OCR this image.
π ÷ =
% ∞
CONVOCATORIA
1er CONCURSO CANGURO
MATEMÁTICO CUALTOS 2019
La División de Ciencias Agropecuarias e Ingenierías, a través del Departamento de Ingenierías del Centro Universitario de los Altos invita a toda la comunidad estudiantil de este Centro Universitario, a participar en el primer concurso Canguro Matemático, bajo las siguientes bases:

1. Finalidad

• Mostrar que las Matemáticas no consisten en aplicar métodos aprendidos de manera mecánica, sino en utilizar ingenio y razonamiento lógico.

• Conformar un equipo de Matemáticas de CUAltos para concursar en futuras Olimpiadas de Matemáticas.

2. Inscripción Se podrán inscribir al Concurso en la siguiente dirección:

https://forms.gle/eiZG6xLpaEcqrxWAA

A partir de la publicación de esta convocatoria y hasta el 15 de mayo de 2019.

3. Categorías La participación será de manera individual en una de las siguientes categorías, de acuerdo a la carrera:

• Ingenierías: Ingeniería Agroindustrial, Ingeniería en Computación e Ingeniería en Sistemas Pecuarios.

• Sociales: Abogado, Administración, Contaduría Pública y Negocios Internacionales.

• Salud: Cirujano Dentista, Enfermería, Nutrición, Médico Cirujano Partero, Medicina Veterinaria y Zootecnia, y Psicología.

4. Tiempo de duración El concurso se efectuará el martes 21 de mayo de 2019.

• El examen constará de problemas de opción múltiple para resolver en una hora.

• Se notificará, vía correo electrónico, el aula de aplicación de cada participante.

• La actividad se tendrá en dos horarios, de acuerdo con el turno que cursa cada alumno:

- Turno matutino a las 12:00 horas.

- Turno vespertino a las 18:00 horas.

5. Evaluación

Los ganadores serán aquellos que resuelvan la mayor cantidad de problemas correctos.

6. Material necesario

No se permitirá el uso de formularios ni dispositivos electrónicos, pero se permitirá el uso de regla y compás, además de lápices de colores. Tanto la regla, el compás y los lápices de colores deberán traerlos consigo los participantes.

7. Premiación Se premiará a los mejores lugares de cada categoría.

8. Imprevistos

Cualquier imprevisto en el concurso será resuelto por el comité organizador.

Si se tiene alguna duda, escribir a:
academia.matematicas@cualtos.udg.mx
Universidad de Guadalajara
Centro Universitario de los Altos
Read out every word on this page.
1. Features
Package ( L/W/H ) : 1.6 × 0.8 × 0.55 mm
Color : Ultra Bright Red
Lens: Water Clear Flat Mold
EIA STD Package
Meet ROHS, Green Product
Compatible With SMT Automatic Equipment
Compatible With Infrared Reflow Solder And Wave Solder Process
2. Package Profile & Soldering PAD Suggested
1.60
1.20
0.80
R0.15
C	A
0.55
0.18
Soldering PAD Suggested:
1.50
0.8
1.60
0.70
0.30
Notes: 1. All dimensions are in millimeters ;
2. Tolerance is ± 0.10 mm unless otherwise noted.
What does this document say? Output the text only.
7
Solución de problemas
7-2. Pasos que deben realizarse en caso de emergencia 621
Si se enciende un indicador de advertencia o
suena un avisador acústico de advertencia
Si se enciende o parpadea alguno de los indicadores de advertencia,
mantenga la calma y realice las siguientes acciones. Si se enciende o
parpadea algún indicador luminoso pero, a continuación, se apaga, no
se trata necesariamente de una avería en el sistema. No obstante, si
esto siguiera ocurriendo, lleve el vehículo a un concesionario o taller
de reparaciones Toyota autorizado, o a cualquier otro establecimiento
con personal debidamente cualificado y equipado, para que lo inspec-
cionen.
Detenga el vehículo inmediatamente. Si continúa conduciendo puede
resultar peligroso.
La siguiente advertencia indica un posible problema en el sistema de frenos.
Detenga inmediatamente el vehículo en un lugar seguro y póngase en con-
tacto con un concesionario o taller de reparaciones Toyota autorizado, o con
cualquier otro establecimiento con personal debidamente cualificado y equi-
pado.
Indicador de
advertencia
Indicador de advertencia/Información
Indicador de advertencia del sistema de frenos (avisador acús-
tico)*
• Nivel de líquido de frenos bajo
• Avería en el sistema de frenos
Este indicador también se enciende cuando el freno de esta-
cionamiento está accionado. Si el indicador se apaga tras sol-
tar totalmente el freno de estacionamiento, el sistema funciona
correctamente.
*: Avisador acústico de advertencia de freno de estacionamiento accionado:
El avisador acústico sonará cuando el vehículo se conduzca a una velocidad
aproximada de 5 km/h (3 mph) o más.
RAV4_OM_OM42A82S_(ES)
□ □ □
Extract the complete data, matching each line exactly.

▶ **WRITTEN REPLY**:
OCR this image.
π ÷ =
% ∞
CONVOCATORIA
1er CONCURSO CANGURO
MATEMÁTICO CUALTOS 2019
La División de Ciencias Agropecuarias e Ingenierías, a través del Departamento de Ingenierías del Centro Universitario de los Altos invita a toda la comunidad estudiantil de este Centro Universitario, a participar en el primer concurso Canguro Matemático, bajo las siguientes bases:

1. Finalidad

• Mostrar que las Matemáticas no consisten en aplicar métodos aprendidos de manera mecánica, sino en utilizar ingenio y razonamiento lógico.

• Conformar un equipo de Matemáticas de CUAltos para concursar en futuras Olimpiadas de Matemáticas.

2. Inscripción Se podrán inscribir al Concurso en la siguiente dirección:

https://forms.gle/eiZG6xLpaEcqrxWAA

A partir de la publicación de esta convocatoria y hasta el 15 de mayo de 2019.

3. Categorías La participación será de manera individual en una de las siguientes categorías, de acuerdo a la carrera:

• Ingenierías: Ingeniería Agroindustrial, Ingeniería en Computación e Ingeniería en Sistemas Pecuarios.

• Sociales: Abogado, Administración, Contaduría Pública y Negocios Internacionales.

• Salud: Cirujano Dentista, Enfermería, Nutrición, Médico Cirujano Partero, Medicina Veterinaria y Zootecnia, y Psicología.

4. Tiempo de duración El concurso se efectuará el martes 21 de mayo de 2019.

• El examen constará de problemas de opción múltiple para resolver en una hora.

• Se notificará, vía correo electrónico, el aula de aplicación de cada participante.

• La actividad se tendrá en dos horarios, de acuerdo con el turno que cursa cada alumno:

- Turno matutino a las 12:00 horas.

- Turno vespertino a las 18:00 horas.

5. Evaluación

Los ganadores serán aquellos que resuelvan la mayor cantidad de problemas correctos.

6. Material necesario

No se permitirá el uso de formularios ni dispositivos electrónicos, pero se permitirá el uso de regla y compás, además de lápices de colores. Tanto la regla, el compás y los lápices de colores deberán traerlos consigo los participantes.

7. Premiación Se premiará a los mejores lugares de cada categoría.

8. Imprevistos

Cualquier imprevisto en el concurso será resuelto por el comité organizador.

Si se tiene alguna duda, escribir a:
academia.matematicas@cualtos.udg.mx
Universidad de Guadalajara
Centro Universitario de los Altos
Read out every word on this page.
1. Features
Package ( L/W/H ) : 1.6 × 0.8 × 0.55 mm
Color : Ultra Bright Red
Lens: Water Clear Flat Mold
EIA STD Package
Meet ROHS, Green Product
Compatible With SMT Automatic Equipment
Compatible With Infrared Reflow Solder And Wave Solder Process
2. Package Profile & Soldering PAD Suggested
1.60
1.20
0.80
R0.15
C	A
0.55
0.18
Soldering PAD Suggested:
1.50
0.8
1.60
0.70
0.30
Notes: 1. All dimensions are in millimeters ;
2. Tolerance is ± 0.10 mm unless otherwise noted.
What does this document say? Output the text only.
7
Solución de problemas
7-2. Pasos que deben realizarse en caso de emergencia 621
Si se enciende un indicador de advertencia o
suena un avisador acústico de advertencia
Si se enciende o parpadea alguno de los indicadores de advertencia,
mantenga la calma y realice las siguientes acciones. Si se enciende o
parpadea algún indicador luminoso pero, a continuación, se apaga, no
se trata necesariamente de una avería en el sistema. No obstante, si
esto siguiera ocurriendo, lleve el vehículo a un concesionario o taller
de reparaciones Toyota autorizado, o a cualquier otro establecimiento
con personal debidamente cualificado y equipado, para que lo inspec-
cionen.
Detenga el vehículo inmediatamente. Si continúa conduciendo puede
resultar peligroso.
La siguiente advertencia indica un posible problema en el sistema de frenos.
Detenga inmediatamente el vehículo en un lugar seguro y póngase en con-
tacto con un concesionario o taller de reparaciones Toyota autorizado, o con
cualquier otro establecimiento con personal debidamente cualificado y equi-
pado.
Indicador de
advertencia
Indicador de advertencia/Información
Indicador de advertencia del sistema de frenos (avisador acús-
tico)*
• Nivel de líquido de frenos bajo
• Avería en el sistema de frenos
Este indicador también se enciende cuando el freno de esta-
cionamiento está accionado. Si el indicador se apaga tras sol-
tar totalmente el freno de estacionamiento, el sistema funciona
correctamente.
*: Avisador acústico de advertencia de freno de estacionamiento accionado:
El avisador acústico sonará cuando el vehículo se conduzca a una velocidad
aproximada de 5 km/h (3 mph) o más.
RAV4_OM_OM42A82S_(ES)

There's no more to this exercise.